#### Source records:
..........
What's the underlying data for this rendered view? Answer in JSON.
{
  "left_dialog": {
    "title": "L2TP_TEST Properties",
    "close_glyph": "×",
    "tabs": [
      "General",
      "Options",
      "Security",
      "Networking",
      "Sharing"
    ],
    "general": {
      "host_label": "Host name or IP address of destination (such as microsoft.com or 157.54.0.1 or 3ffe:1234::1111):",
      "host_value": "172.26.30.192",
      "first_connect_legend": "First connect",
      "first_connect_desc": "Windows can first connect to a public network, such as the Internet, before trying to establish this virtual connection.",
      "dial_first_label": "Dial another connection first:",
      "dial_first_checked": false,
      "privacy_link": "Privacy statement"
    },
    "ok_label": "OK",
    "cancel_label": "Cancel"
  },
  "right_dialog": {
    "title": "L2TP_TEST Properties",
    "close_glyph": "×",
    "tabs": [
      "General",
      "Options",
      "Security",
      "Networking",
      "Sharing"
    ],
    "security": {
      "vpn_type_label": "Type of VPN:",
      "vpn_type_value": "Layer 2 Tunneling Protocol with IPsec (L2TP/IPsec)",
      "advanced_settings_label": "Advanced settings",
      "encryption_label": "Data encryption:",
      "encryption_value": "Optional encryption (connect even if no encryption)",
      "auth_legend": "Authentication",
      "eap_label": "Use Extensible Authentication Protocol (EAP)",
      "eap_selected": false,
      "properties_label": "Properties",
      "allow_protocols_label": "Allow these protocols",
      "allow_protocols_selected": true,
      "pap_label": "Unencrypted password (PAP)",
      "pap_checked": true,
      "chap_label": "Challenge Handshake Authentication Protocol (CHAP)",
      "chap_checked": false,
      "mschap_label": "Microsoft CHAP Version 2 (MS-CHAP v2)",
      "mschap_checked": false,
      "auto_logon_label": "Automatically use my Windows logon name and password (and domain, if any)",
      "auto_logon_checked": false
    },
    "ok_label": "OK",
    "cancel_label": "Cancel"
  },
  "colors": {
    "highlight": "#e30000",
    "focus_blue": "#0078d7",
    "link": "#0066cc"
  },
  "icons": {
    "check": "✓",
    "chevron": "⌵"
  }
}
..........
#### Aim of the task:
Pick out each line in the material containing "Windows".

#### Complete output:
      "first_connect_desc": "Windows can first connect to a public network, such as the Internet, before trying to establish this virtual connection.",
      "auto_logon_label": "Automatically use my Windows logon name and password (and domain, if any)",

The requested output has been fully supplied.